-------- The data

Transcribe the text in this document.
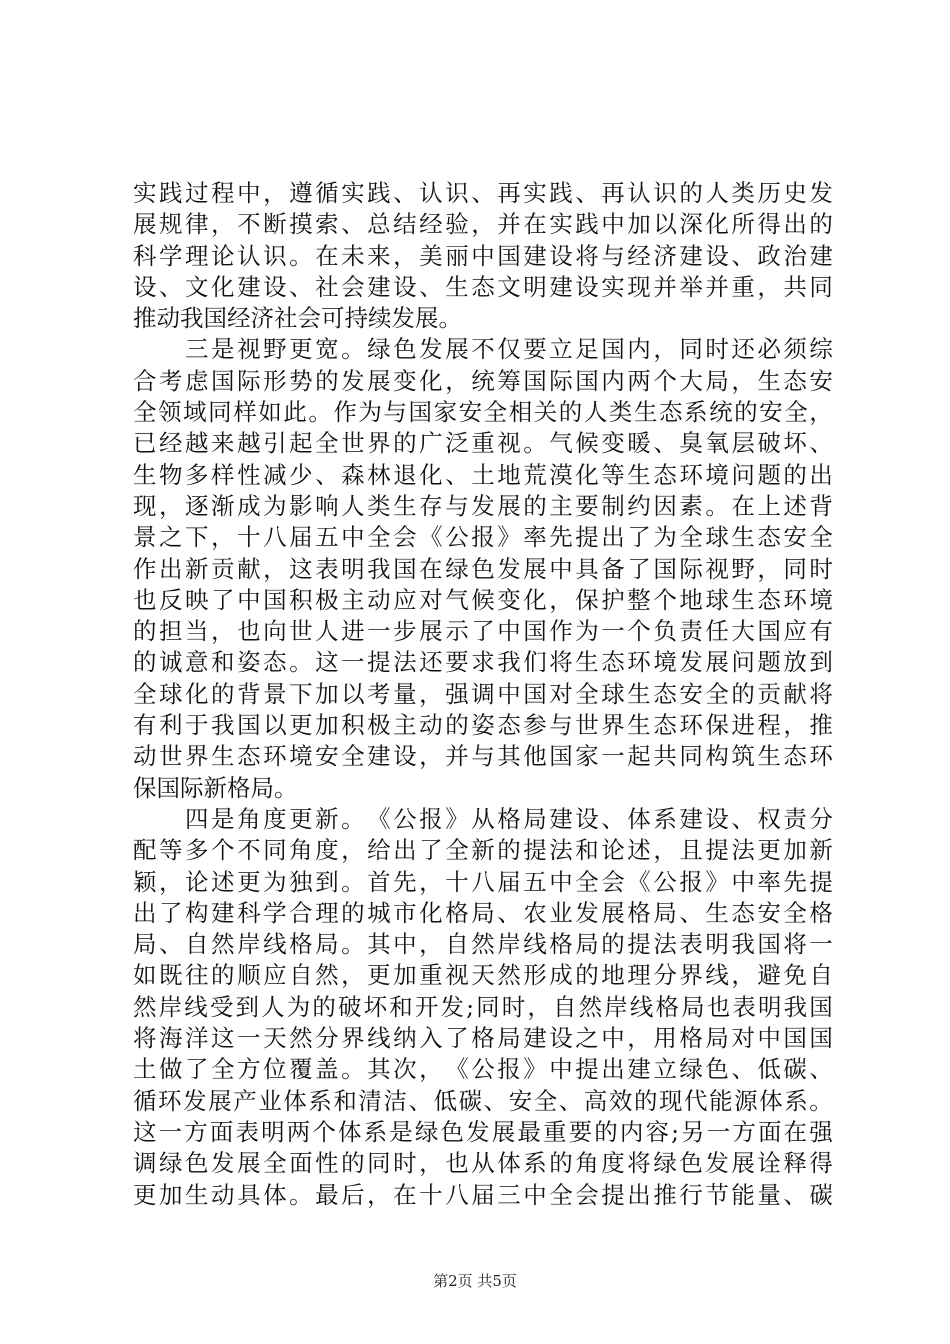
实 践 过 程 中 ， 遵 循 实 践 、 认 识 、 再 实 践 、 再 认 识 的 人 类 历 史 发
展 规 律 ， 不 断 摸 索 、 总 结 经 验 ， 并 在 实 践 中 加 以 深 化 所 得 出 的
科 学 理 论 认 识 。 在 未 来 ， 美 丽 中 国 建 设 将 与 经 济 建 设 、 政 治 建
设 、 文 化 建 设 、 社 会 建 设 、 生 态 文 明 建 设 实 现 并 举 并 重 ， 共 同
推 动 我 国 经 济 社 会 可 持 续 发 展 。

三 是 视 野 更 宽 。 绿 色 发 展 不 仅 要 立 足 国 内 ， 同 时 还 必 须 综
合 考 虑 国 际 形 势 的 发 展 变 化 ， 统 筹 国 际 国 内 两 个 大 局 ， 生 态 安
全 领 域 同 样 如 此 。 作 为 与 国 家 安 全 相 关 的 人 类 生 态 系 统 的 安 全 ，
已 经 越 来 越 引 起 全 世 界 的 广 泛 重 视 。 气 候 变 暖 、 臭 氧 层 破 坏 、
生 物 多 样 性 减 少 、 森 林 退 化 、 土 地 荒 漠 化 等 生 态 环 境 问 题 的 出
现 ， 逐 渐 成 为 影 响 人 类 生 存 与 发 展 的 主 要 制 约 因 素 。 在 上 述 背
景 之 下 ， 十 八 届 五 中 全 会 《 公 报 》 率 先 提 出 了 为 全 球 生 态 安 全
作 出 新 贡 献 ， 这 表 明 我 国 在 绿 色 发 展 中 具 备 了 国 际 视 野 ， 同 时
也 反 映 了 中 国 积 极 主 动 应 对 气 候 变 化 ， 保 护 整 个 地 球 生 态 环 境
的 担 当 ， 也 向 世 人 进 一 步 展 示 了 中 国 作 为 一 个 负 责 任 大 国 应 有
的 诚 意 和 姿 态 。 这 一 提 法 还 要 求 我 们 将 生 态 环 境 发 展 问 题 放 到
全 球 化 的 背 景 下 加 以 考 量 ， 强 调 中 国 对 全 球 生 态 安 全 的 贡 献 将
有 利 于 我 国 以 更 加 积 极 主 动 的 姿 态 参 与 世 界 生 态 环 保 进 程 ， 推
动 世 界 生 态 环 境 安 全 建 设 ， 并 与 其 他 国 家 一 起 共 同 构 筑 生 态 环
保 国 际 新 格 局 。

四 是 角 度 更 新 。 《 公 报 》 从 格 局 建 设 、 体 系 建 设 、 权 责 分
配 等 多 个 不 同 角 度 ， 给 出 了 全 新 的 提 法 和 论 述 ， 且 提 法 更 加 新
颖 ， 论 述 更 为 独 到 。 首 先 ， 十 八 届 五 中 全 会 《 公 报 》 中 率 先 提
出 了 构 建 科 学 合 理 的 城 市 化 格 局 、 农 业 发 展 格 局 、 生 态 安 全 格
局 、 自 然 岸 线 格 局 。 其 中 ， 自 然 岸 线 格 局 的 提 法 表 明 我 国 将 一
如 既 往 的 顺 应 自 然 ， 更 加 重 视 天 然 形 成 的 地 理 分 界 线 ， 避 免 自
然 岸 线 受 到 人 为 的 破 坏 和 开 发 ; 同 时 ， 自 然 岸 线 格 局 也 表 明 我 国
将 海 洋 这 一 天 然 分 界 线 纳 入 了 格 局 建 设 之 中 ， 用 格 局 对 中 国 国
土 做 了 全 方 位 覆 盖 。 其 次 ， 《 公 报 》 中 提 出 建 立 绿 色 、 低 碳 、
循 环 发 展 产 业 体 系 和 清 洁 、 低 碳 、 安 全 、 高 效 的 现 代 能 源 体 系 。
这 一 方 面 表 明 两 个 体 系 是 绿 色 发 展 最 重 要 的 内 容 ; 另 一 方 面 在 强
调 绿 色 发 展 全 面 性 的 同 时 ， 也 从 体 系 的 角 度 将 绿 色 发 展 诠 释 得
更 加 生 动 具 体 。 最 后 ， 在 十 八 届 三 中 全 会 提 出 推 行 节 能 量 、 碳
第2页 共5页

----------------

To do - Without the pictures, restate all the entries above exactly.

In response -
Transcribe the text in this document.
实 践 过 程 中 ， 遵 循 实 践 、 认 识 、 再 实 践 、 再 认 识 的 人 类 历 史 发
展 规 律 ， 不 断 摸 索 、 总 结 经 验 ， 并 在 实 践 中 加 以 深 化 所 得 出 的
科 学 理 论 认 识 。 在 未 来 ， 美 丽 中 国 建 设 将 与 经 济 建 设 、 政 治 建
设 、 文 化 建 设 、 社 会 建 设 、 生 态 文 明 建 设 实 现 并 举 并 重 ， 共 同
推 动 我 国 经 济 社 会 可 持 续 发 展 。

三 是 视 野 更 宽 。 绿 色 发 展 不 仅 要 立 足 国 内 ， 同 时 还 必 须 综
合 考 虑 国 际 形 势 的 发 展 变 化 ， 统 筹 国 际 国 内 两 个 大 局 ， 生 态 安
全 领 域 同 样 如 此 。 作 为 与 国 家 安 全 相 关 的 人 类 生 态 系 统 的 安 全 ，
已 经 越 来 越 引 起 全 世 界 的 广 泛 重 视 。 气 候 变 暖 、 臭 氧 层 破 坏 、
生 物 多 样 性 减 少 、 森 林 退 化 、 土 地 荒 漠 化 等 生 态 环 境 问 题 的 出
现 ， 逐 渐 成 为 影 响 人 类 生 存 与 发 展 的 主 要 制 约 因 素 。 在 上 述 背
景 之 下 ， 十 八 届 五 中 全 会 《 公 报 》 率 先 提 出 了 为 全 球 生 态 安 全
作 出 新 贡 献 ， 这 表 明 我 国 在 绿 色 发 展 中 具 备 了 国 际 视 野 ， 同 时
也 反 映 了 中 国 积 极 主 动 应 对 气 候 变 化 ， 保 护 整 个 地 球 生 态 环 境
的 担 当 ， 也 向 世 人 进 一 步 展 示 了 中 国 作 为 一 个 负 责 任 大 国 应 有
的 诚 意 和 姿 态 。 这 一 提 法 还 要 求 我 们 将 生 态 环 境 发 展 问 题 放 到
全 球 化 的 背 景 下 加 以 考 量 ， 强 调 中 国 对 全 球 生 态 安 全 的 贡 献 将
有 利 于 我 国 以 更 加 积 极 主 动 的 姿 态 参 与 世 界 生 态 环 保 进 程 ， 推
动 世 界 生 态 环 境 安 全 建 设 ， 并 与 其 他 国 家 一 起 共 同 构 筑 生 态 环
保 国 际 新 格 局 。

四 是 角 度 更 新 。 《 公 报 》 从 格 局 建 设 、 体 系 建 设 、 权 责 分
配 等 多 个 不 同 角 度 ， 给 出 了 全 新 的 提 法 和 论 述 ， 且 提 法 更 加 新
颖 ， 论 述 更 为 独 到 。 首 先 ， 十 八 届 五 中 全 会 《 公 报 》 中 率 先 提
出 了 构 建 科 学 合 理 的 城 市 化 格 局 、 农 业 发 展 格 局 、 生 态 安 全 格
局 、 自 然 岸 线 格 局 。 其 中 ， 自 然 岸 线 格 局 的 提 法 表 明 我 国 将 一
如 既 往 的 顺 应 自 然 ， 更 加 重 视 天 然 形 成 的 地 理 分 界 线 ， 避 免 自
然 岸 线 受 到 人 为 的 破 坏 和 开 发 ; 同 时 ， 自 然 岸 线 格 局 也 表 明 我 国
将 海 洋 这 一 天 然 分 界 线 纳 入 了 格 局 建 设 之 中 ， 用 格 局 对 中 国 国
土 做 了 全 方 位 覆 盖 。 其 次 ， 《 公 报 》 中 提 出 建 立 绿 色 、 低 碳 、
循 环 发 展 产 业 体 系 和 清 洁 、 低 碳 、 安 全 、 高 效 的 现 代 能 源 体 系 。
这 一 方 面 表 明 两 个 体 系 是 绿 色 发 展 最 重 要 的 内 容 ; 另 一 方 面 在 强
调 绿 色 发 展 全 面 性 的 同 时 ， 也 从 体 系 的 角 度 将 绿 色 发 展 诠 释 得
更 加 生 动 具 体 。 最 后 ， 在 十 八 届 三 中 全 会 提 出 推 行 节 能 量 、 碳
第2页 共5页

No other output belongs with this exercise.